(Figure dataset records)
⟨
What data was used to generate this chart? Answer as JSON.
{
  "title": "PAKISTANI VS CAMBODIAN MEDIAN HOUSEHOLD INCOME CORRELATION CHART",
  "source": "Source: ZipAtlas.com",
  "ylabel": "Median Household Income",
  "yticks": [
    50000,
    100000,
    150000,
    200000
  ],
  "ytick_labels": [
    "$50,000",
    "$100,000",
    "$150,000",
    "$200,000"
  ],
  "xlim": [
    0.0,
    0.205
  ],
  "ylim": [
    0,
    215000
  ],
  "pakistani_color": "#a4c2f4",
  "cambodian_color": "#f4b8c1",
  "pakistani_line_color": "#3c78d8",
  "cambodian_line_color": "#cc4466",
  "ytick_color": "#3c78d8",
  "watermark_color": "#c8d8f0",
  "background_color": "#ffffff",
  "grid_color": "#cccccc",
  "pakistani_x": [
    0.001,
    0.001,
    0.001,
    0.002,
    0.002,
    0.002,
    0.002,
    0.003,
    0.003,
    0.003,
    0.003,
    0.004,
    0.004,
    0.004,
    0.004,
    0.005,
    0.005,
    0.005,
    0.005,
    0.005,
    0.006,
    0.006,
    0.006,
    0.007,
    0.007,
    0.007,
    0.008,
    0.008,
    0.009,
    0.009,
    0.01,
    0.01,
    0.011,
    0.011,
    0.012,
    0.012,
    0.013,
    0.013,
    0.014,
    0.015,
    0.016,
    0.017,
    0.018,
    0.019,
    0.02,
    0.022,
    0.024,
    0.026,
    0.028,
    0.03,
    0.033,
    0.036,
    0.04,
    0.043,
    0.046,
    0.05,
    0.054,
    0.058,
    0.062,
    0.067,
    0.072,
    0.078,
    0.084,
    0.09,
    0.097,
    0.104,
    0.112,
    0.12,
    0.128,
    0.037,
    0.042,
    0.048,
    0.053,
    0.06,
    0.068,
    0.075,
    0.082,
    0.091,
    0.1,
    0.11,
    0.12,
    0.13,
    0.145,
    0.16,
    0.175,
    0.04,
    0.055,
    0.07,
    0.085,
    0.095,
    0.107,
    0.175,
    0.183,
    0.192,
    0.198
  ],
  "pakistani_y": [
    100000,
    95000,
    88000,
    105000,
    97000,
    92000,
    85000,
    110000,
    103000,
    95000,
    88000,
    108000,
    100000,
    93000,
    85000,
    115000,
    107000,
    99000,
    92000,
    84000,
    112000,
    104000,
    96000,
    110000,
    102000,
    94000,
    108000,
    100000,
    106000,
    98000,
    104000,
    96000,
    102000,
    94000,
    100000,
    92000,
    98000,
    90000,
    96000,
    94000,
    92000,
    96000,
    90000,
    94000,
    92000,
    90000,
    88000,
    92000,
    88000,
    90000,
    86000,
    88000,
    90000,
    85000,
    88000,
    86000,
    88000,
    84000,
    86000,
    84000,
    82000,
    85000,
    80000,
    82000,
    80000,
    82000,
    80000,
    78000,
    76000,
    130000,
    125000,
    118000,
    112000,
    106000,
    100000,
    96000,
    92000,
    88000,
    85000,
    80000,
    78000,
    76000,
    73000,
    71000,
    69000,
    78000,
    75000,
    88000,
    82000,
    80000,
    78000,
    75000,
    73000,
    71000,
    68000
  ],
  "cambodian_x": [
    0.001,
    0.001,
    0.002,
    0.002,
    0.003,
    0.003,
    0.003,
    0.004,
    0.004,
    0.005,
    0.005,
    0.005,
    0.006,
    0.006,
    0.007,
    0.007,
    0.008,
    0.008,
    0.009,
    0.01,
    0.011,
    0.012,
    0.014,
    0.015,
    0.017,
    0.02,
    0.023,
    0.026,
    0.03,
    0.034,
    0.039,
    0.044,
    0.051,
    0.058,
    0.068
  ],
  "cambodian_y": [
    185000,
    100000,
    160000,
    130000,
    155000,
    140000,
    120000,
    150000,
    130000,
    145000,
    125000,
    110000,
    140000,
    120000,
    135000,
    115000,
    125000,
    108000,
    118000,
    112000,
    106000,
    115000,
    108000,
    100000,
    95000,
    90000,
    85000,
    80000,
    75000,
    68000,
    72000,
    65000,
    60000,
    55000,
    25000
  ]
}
⟩
The exercise: Repeat the data above, word for word.

Exercise solution:
What data was used to generate this chart? Answer as JSON.
{
  "title": "PAKISTANI VS CAMBODIAN MEDIAN HOUSEHOLD INCOME CORRELATION CHART",
  "source": "Source: ZipAtlas.com",
  "ylabel": "Median Household Income",
  "yticks": [
    50000,
    100000,
    150000,
    200000
  ],
  "ytick_labels": [
    "$50,000",
    "$100,000",
    "$150,000",
    "$200,000"
  ],
  "xlim": [
    0.0,
    0.205
  ],
  "ylim": [
    0,
    215000
  ],
  "pakistani_color": "#a4c2f4",
  "cambodian_color": "#f4b8c1",
  "pakistani_line_color": "#3c78d8",
  "cambodian_line_color": "#cc4466",
  "ytick_color": "#3c78d8",
  "watermark_color": "#c8d8f0",
  "background_color": "#ffffff",
  "grid_color": "#cccccc",
  "pakistani_x": [
    0.001,
    0.001,
    0.001,
    0.002,
    0.002,
    0.002,
    0.002,
    0.003,
    0.003,
    0.003,
    0.003,
    0.004,
    0.004,
    0.004,
    0.004,
    0.005,
    0.005,
    0.005,
    0.005,
    0.005,
    0.006,
    0.006,
    0.006,
    0.007,
    0.007,
    0.007,
    0.008,
    0.008,
    0.009,
    0.009,
    0.01,
    0.01,
    0.011,
    0.011,
    0.012,
    0.012,
    0.013,
    0.013,
    0.014,
    0.015,
    0.016,
    0.017,
    0.018,
    0.019,
    0.02,
    0.022,
    0.024,
    0.026,
    0.028,
    0.03,
    0.033,
    0.036,
    0.04,
    0.043,
    0.046,
    0.05,
    0.054,
    0.058,
    0.062,
    0.067,
    0.072,
    0.078,
    0.084,
    0.09,
    0.097,
    0.104,
    0.112,
    0.12,
    0.128,
    0.037,
    0.042,
    0.048,
    0.053,
    0.06,
    0.068,
    0.075,
    0.082,
    0.091,
    0.1,
    0.11,
    0.12,
    0.13,
    0.145,
    0.16,
    0.175,
    0.04,
    0.055,
    0.07,
    0.085,
    0.095,
    0.107,
    0.175,
    0.183,
    0.192,
    0.198
  ],
  "pakistani_y": [
    100000,
    95000,
    88000,
    105000,
    97000,
    92000,
    85000,
    110000,
    103000,
    95000,
    88000,
    108000,
    100000,
    93000,
    85000,
    115000,
    107000,
    99000,
    92000,
    84000,
    112000,
    104000,
    96000,
    110000,
    102000,
    94000,
    108000,
    100000,
    106000,
    98000,
    104000,
    96000,
    102000,
    94000,
    100000,
    92000,
    98000,
    90000,
    96000,
    94000,
    92000,
    96000,
    90000,
    94000,
    92000,
    90000,
    88000,
    92000,
    88000,
    90000,
    86000,
    88000,
    90000,
    85000,
    88000,
    86000,
    88000,
    84000,
    86000,
    84000,
    82000,
    85000,
    80000,
    82000,
    80000,
    82000,
    80000,
    78000,
    76000,
    130000,
    125000,
    118000,
    112000,
    106000,
    100000,
    96000,
    92000,
    88000,
    85000,
    80000,
    78000,
    76000,
    73000,
    71000,
    69000,
    78000,
    75000,
    88000,
    82000,
    80000,
    78000,
    75000,
    73000,
    71000,
    68000
  ],
  "cambodian_x": [
    0.001,
    0.001,
    0.002,
    0.002,
    0.003,
    0.003,
    0.003,
    0.004,
    0.004,
    0.005,
    0.005,
    0.005,
    0.006,
    0.006,
    0.007,
    0.007,
    0.008,
    0.008,
    0.009,
    0.01,
    0.011,
    0.012,
    0.014,
    0.015,
    0.017,
    0.02,
    0.023,
    0.026,
    0.03,
    0.034,
    0.039,
    0.044,
    0.051,
    0.058,
    0.068
  ],
  "cambodian_y": [
    185000,
    100000,
    160000,
    130000,
    155000,
    140000,
    120000,
    150000,
    130000,
    145000,
    125000,
    110000,
    140000,
    120000,
    135000,
    115000,
    125000,
    108000,
    118000,
    112000,
    106000,
    115000,
    108000,
    100000,
    95000,
    90000,
    85000,
    80000,
    75000,
    68000,
    72000,
    65000,
    60000,
    55000,
    25000
  ]
}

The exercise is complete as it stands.